------ Data supplied

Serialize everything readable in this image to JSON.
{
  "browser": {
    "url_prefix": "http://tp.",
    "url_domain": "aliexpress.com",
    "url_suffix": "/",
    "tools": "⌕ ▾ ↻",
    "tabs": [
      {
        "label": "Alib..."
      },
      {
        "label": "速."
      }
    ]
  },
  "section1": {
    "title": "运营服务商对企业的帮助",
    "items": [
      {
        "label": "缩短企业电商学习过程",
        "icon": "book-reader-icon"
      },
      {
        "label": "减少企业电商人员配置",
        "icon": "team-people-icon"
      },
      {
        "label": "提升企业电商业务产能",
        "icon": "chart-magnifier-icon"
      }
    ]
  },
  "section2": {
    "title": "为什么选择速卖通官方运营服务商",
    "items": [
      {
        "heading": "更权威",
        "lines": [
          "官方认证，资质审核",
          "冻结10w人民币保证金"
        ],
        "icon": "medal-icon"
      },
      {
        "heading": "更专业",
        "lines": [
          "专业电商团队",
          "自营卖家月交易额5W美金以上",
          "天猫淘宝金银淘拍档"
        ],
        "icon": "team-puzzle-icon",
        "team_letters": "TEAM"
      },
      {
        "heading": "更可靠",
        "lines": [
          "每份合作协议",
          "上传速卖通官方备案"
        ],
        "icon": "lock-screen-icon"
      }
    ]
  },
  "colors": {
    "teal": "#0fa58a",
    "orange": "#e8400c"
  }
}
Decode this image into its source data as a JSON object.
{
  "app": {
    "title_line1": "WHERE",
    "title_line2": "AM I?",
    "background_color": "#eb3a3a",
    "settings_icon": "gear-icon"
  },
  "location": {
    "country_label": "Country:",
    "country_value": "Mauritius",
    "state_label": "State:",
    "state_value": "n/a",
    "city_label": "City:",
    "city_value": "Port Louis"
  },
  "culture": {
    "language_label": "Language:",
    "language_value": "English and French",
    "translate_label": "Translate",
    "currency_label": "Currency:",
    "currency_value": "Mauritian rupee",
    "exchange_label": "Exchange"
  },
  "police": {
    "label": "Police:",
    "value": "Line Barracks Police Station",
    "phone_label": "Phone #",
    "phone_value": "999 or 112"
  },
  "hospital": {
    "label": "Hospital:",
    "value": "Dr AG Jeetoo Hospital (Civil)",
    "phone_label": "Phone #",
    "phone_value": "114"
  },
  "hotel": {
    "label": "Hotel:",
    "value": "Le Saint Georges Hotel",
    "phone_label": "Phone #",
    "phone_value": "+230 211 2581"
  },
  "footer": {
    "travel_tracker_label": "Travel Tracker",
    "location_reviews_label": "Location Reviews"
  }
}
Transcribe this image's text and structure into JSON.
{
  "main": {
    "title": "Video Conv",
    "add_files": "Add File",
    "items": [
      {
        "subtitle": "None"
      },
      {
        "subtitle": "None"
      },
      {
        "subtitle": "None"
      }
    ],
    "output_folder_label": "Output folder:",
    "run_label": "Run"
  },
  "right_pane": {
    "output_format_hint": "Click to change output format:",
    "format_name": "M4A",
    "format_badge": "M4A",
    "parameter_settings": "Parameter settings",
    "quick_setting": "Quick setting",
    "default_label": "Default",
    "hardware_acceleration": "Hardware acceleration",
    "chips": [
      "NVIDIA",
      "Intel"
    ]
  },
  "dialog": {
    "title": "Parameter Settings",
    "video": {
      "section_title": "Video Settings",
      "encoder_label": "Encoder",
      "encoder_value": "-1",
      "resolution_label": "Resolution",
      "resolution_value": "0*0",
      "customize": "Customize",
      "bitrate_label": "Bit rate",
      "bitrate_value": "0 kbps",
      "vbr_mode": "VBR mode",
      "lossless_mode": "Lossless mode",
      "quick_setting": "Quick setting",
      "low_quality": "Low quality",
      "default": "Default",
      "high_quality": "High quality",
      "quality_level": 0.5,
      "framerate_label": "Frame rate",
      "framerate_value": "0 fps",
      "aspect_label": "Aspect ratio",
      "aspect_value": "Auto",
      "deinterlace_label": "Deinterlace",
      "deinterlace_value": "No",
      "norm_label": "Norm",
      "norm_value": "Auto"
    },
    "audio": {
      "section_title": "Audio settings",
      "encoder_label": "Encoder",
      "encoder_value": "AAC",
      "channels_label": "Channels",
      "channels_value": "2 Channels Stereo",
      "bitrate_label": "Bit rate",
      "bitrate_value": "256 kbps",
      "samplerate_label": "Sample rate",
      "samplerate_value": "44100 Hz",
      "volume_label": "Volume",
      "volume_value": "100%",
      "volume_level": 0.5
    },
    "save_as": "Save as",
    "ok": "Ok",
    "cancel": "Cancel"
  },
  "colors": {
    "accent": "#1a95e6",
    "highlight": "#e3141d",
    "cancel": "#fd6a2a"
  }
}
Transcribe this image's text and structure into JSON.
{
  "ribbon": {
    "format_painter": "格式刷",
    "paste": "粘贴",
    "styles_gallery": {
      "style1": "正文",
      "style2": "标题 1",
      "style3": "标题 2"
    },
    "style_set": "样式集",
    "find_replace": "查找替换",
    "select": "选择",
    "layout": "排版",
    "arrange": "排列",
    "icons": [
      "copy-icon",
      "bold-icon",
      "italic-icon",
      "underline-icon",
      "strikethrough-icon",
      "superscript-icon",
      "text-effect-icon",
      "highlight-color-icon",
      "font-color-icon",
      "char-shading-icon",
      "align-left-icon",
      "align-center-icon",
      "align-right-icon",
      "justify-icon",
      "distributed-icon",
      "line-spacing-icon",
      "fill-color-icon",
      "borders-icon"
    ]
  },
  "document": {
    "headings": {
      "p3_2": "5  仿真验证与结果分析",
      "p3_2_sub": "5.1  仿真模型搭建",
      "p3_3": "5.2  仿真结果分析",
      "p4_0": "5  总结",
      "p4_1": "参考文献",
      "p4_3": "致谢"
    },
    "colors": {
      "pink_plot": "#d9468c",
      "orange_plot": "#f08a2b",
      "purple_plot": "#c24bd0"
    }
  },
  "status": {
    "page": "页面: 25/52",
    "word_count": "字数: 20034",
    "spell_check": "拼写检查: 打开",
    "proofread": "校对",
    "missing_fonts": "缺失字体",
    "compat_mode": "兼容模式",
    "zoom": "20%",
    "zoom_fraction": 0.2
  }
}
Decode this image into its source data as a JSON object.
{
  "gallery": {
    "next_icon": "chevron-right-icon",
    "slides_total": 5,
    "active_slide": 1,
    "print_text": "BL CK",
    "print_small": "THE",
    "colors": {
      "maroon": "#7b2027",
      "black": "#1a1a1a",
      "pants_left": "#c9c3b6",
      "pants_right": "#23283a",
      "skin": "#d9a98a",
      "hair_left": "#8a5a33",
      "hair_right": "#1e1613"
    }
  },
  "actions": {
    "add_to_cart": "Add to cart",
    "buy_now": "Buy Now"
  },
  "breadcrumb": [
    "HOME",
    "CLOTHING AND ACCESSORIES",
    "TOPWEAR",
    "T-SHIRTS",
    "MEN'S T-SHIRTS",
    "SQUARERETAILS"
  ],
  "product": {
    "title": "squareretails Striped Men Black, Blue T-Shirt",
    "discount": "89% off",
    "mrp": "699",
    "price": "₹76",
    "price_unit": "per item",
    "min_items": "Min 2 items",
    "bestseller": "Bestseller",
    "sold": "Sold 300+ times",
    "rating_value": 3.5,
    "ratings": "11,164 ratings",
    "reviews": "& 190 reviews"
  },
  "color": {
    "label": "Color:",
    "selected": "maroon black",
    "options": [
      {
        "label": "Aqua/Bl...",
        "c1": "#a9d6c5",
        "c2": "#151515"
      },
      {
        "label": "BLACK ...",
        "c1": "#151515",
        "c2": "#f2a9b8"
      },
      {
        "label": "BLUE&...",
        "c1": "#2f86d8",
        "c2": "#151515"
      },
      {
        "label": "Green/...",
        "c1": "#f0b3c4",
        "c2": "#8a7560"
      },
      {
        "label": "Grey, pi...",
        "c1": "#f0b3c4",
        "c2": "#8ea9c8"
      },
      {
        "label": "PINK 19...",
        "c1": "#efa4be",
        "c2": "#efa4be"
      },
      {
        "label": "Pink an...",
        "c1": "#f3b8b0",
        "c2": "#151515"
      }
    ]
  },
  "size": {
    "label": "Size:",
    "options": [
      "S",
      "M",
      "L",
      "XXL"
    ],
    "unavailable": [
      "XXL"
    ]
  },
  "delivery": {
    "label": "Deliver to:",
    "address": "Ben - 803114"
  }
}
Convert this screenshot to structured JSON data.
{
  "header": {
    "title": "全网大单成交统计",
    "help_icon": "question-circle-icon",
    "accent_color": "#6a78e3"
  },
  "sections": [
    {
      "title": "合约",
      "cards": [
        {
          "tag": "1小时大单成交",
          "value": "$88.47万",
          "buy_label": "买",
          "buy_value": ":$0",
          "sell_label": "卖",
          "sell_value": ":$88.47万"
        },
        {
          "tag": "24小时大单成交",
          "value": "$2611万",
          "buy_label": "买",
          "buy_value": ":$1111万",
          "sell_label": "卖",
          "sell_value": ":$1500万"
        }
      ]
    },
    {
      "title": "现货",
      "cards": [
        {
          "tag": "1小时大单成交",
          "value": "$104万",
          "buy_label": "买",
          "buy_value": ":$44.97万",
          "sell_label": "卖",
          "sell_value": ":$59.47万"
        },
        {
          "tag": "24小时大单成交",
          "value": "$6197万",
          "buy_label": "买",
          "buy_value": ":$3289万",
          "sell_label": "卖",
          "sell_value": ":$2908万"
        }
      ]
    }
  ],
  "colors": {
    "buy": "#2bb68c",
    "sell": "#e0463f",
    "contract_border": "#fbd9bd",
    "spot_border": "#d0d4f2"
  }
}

------------

**What you need to do**
Exactly how many lines of the material contain the word "Parameter"? Write the number alone.

**The reply**
2